[Saved entries]
───

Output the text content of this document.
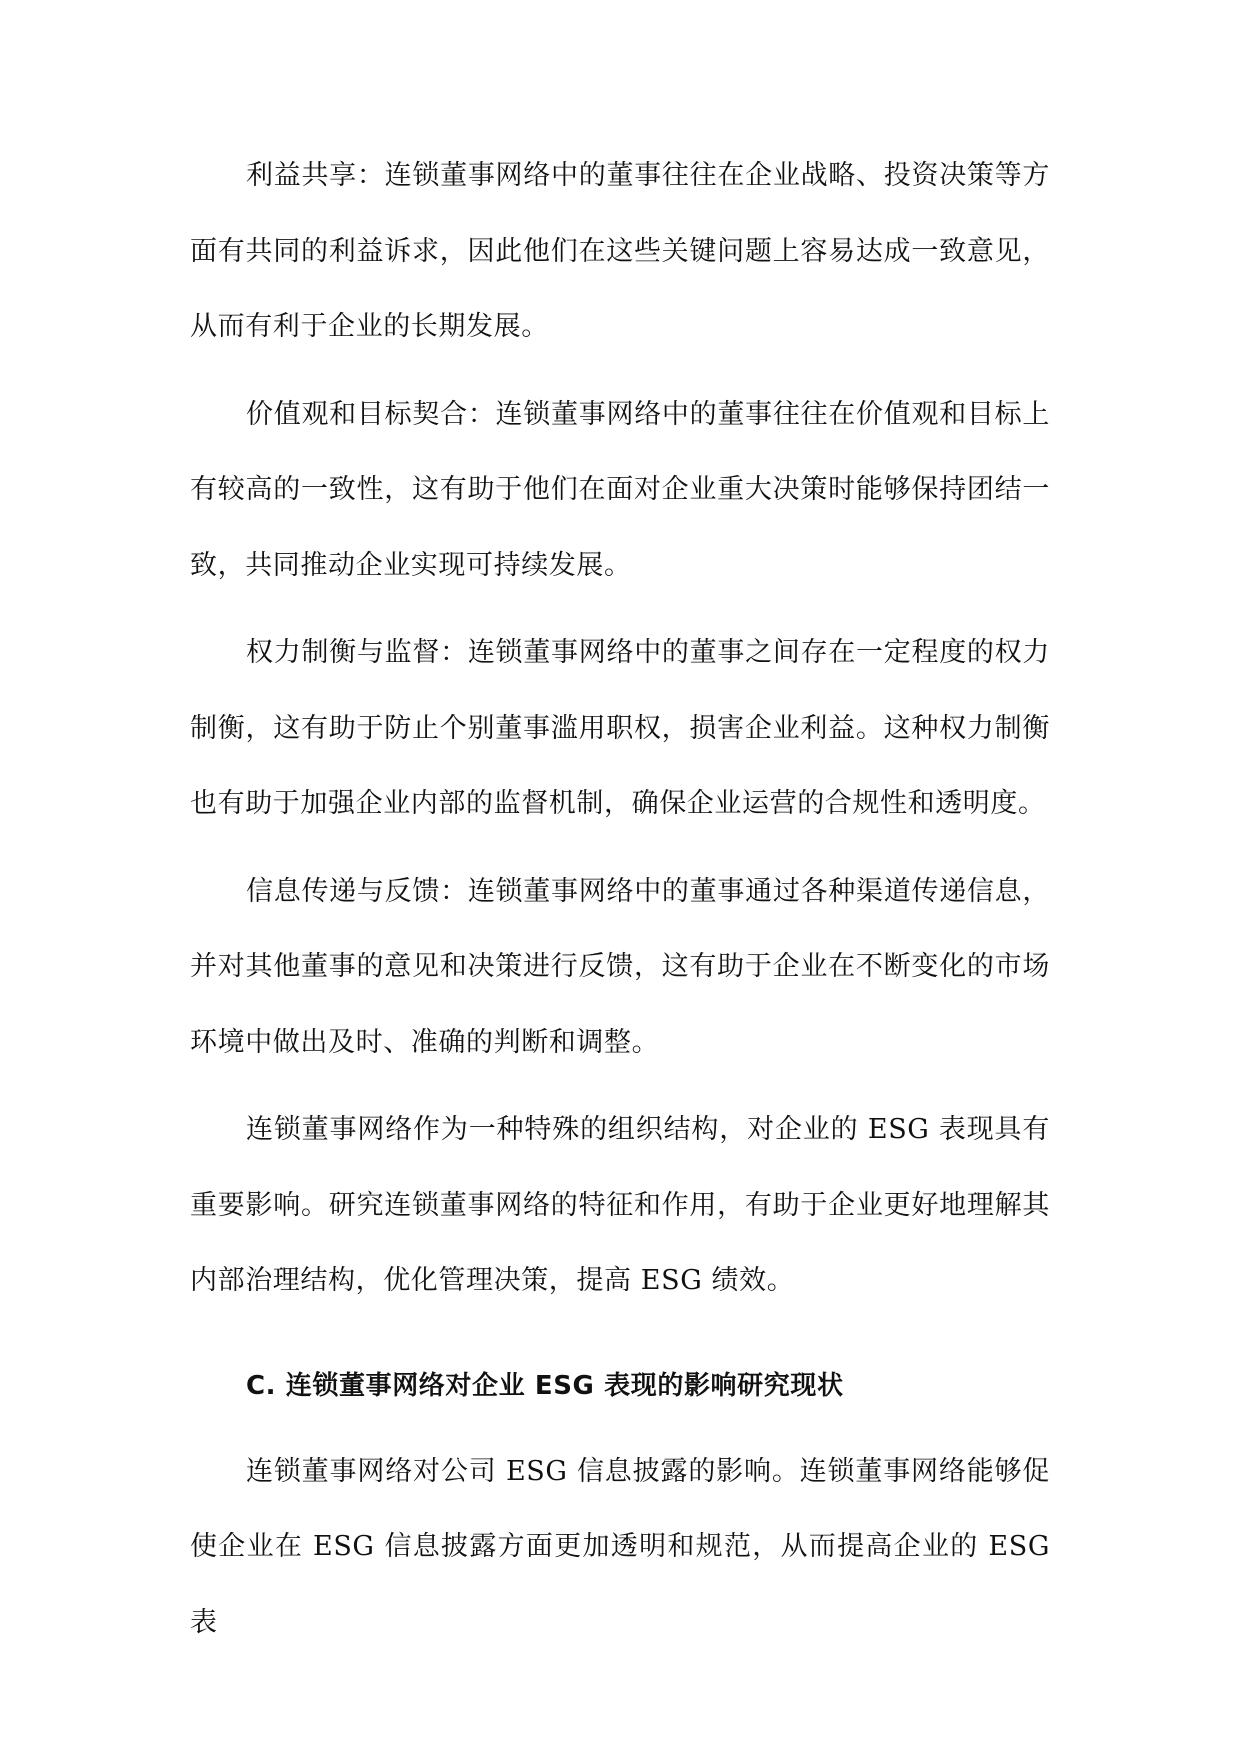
利益共享：连锁董事网络中的董事往往在企业战略、投资决策等方面有共同的利益诉求，因此他们在这些关键问题上容易达成一致意见，从而有利于企业的长期发展。

价值观和目标契合：连锁董事网络中的董事往往在价值观和目标上有较高的一致性，这有助于他们在面对企业重大决策时能够保持团结一致，共同推动企业实现可持续发展。

权力制衡与监督：连锁董事网络中的董事之间存在一定程度的权力制衡，这有助于防止个别董事滥用职权，损害企业利益。这种权力制衡也有助于加强企业内部的监督机制，确保企业运营的合规性和透明度。

信息传递与反馈：连锁董事网络中的董事通过各种渠道传递信息，并对其他董事的意见和决策进行反馈，这有助于企业在不断变化的市场环境中做出及时、准确的判断和调整。

连锁董事网络作为一种特殊的组织结构，对企业的 ESG 表现具有重要影响。研究连锁董事网络的特征和作用，有助于企业更好地理解其内部治理结构，优化管理决策，提高 ESG 绩效。

C. 连锁董事网络对企业 ESG 表现的影响研究现状

连锁董事网络对公司 ESG 信息披露的影响。连锁董事网络能够促使企业在 ESG 信息披露方面更加透明和规范，从而提高企业的 ESG 表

───

▶ _Task to carry out_:
Transcribe the material exactly, and leave out whatever pictures it holds.

▶ _Full solution_:
Output the text content of this document.
利益共享：连锁董事网络中的董事往往在企业战略、投资决策等方面有共同的利益诉求，因此他们在这些关键问题上容易达成一致意见，从而有利于企业的长期发展。

价值观和目标契合：连锁董事网络中的董事往往在价值观和目标上有较高的一致性，这有助于他们在面对企业重大决策时能够保持团结一致，共同推动企业实现可持续发展。

权力制衡与监督：连锁董事网络中的董事之间存在一定程度的权力制衡，这有助于防止个别董事滥用职权，损害企业利益。这种权力制衡也有助于加强企业内部的监督机制，确保企业运营的合规性和透明度。

信息传递与反馈：连锁董事网络中的董事通过各种渠道传递信息，并对其他董事的意见和决策进行反馈，这有助于企业在不断变化的市场环境中做出及时、准确的判断和调整。

连锁董事网络作为一种特殊的组织结构，对企业的 ESG 表现具有重要影响。研究连锁董事网络的特征和作用，有助于企业更好地理解其内部治理结构，优化管理决策，提高 ESG 绩效。

C. 连锁董事网络对企业 ESG 表现的影响研究现状

连锁董事网络对公司 ESG 信息披露的影响。连锁董事网络能够促使企业在 ESG 信息披露方面更加透明和规范，从而提高企业的 ESG 表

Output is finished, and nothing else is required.